* [Task requirements]: Give every line of the data again, unchanged, but with no pictures.

▼

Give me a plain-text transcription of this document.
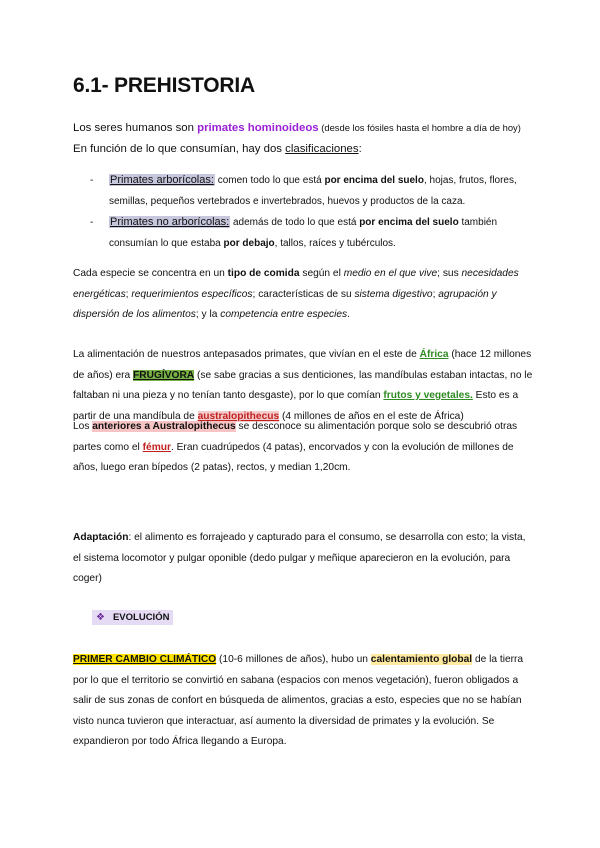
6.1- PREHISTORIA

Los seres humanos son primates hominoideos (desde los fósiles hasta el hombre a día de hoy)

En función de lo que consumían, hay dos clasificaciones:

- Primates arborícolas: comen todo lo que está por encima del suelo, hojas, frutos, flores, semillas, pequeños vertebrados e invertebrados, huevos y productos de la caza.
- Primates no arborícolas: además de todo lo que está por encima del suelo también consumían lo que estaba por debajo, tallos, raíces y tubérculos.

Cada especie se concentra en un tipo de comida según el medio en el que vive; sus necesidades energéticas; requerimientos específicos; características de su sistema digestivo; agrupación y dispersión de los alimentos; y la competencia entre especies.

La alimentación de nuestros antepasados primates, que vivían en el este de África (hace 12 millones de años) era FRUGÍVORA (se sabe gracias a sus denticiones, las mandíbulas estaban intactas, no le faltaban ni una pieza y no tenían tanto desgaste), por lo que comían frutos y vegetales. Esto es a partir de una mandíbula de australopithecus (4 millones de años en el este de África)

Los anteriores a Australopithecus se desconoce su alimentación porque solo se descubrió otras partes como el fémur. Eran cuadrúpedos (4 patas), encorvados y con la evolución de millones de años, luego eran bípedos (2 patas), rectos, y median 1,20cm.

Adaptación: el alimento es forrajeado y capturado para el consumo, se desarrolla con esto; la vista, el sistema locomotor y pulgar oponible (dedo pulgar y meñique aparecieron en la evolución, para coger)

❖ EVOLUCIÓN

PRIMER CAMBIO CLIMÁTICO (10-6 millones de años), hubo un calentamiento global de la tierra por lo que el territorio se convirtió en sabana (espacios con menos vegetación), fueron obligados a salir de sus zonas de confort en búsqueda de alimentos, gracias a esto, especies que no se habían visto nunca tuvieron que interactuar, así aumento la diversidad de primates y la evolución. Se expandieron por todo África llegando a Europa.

▲

* [Final answer]:
Give me a plain-text transcription of this document.
6.1- PREHISTORIA

Los seres humanos son primates hominoideos (desde los fósiles hasta el hombre a día de hoy)

En función de lo que consumían, hay dos clasificaciones:

- Primates arborícolas: comen todo lo que está por encima del suelo, hojas, frutos, flores, semillas, pequeños vertebrados e invertebrados, huevos y productos de la caza.
- Primates no arborícolas: además de todo lo que está por encima del suelo también consumían lo que estaba por debajo, tallos, raíces y tubérculos.

Cada especie se concentra en un tipo de comida según el medio en el que vive; sus necesidades energéticas; requerimientos específicos; características de su sistema digestivo; agrupación y dispersión de los alimentos; y la competencia entre especies.

La alimentación de nuestros antepasados primates, que vivían en el este de África (hace 12 millones de años) era FRUGÍVORA (se sabe gracias a sus denticiones, las mandíbulas estaban intactas, no le faltaban ni una pieza y no tenían tanto desgaste), por lo que comían frutos y vegetales. Esto es a partir de una mandíbula de australopithecus (4 millones de años en el este de África)

Los anteriores a Australopithecus se desconoce su alimentación porque solo se descubrió otras partes como el fémur. Eran cuadrúpedos (4 patas), encorvados y con la evolución de millones de años, luego eran bípedos (2 patas), rectos, y median 1,20cm.

Adaptación: el alimento es forrajeado y capturado para el consumo, se desarrolla con esto; la vista, el sistema locomotor y pulgar oponible (dedo pulgar y meñique aparecieron en la evolución, para coger)

❖ EVOLUCIÓN

PRIMER CAMBIO CLIMÁTICO (10-6 millones de años), hubo un calentamiento global de la tierra por lo que el territorio se convirtió en sabana (espacios con menos vegetación), fueron obligados a salir de sus zonas de confort en búsqueda de alimentos, gracias a esto, especies que no se habían visto nunca tuvieron que interactuar, así aumento la diversidad de primates y la evolución. Se expandieron por todo África llegando a Europa.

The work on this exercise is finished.